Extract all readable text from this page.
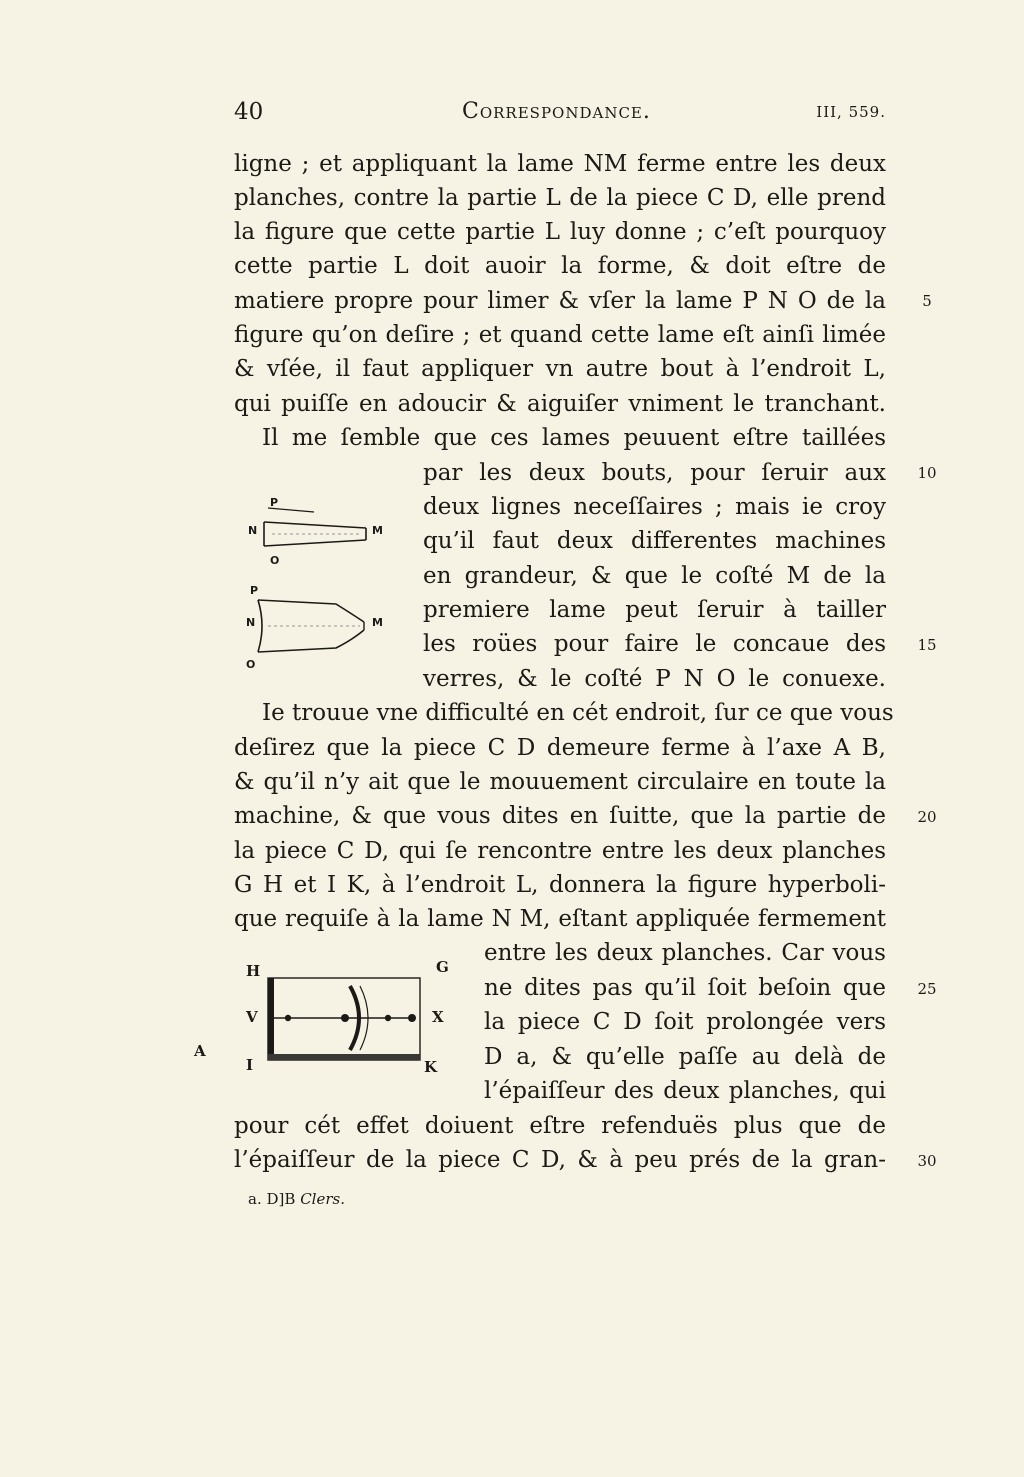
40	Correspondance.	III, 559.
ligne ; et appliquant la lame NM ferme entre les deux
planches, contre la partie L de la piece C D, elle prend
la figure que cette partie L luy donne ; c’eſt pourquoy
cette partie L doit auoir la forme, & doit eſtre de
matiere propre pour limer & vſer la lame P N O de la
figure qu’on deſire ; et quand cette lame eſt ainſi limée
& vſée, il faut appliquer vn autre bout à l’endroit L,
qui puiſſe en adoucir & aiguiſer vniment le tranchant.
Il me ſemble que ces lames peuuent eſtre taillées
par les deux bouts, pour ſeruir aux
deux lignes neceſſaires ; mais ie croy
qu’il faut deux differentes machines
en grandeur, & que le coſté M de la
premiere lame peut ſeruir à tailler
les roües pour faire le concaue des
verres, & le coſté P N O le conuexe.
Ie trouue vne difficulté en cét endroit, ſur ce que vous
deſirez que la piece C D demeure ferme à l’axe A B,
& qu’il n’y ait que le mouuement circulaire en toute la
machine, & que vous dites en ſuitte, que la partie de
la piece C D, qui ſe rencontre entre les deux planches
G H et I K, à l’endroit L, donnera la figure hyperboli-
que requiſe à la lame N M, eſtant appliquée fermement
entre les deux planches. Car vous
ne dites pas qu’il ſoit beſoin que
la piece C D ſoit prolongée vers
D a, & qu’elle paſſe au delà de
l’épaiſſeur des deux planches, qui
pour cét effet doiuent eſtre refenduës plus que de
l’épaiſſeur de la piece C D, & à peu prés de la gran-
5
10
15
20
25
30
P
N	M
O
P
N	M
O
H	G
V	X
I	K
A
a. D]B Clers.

• **What is needed**
Check every line of the listing for the string "dites" and report how many lines have it, as a number alone.

• **Reply to the exercise**
2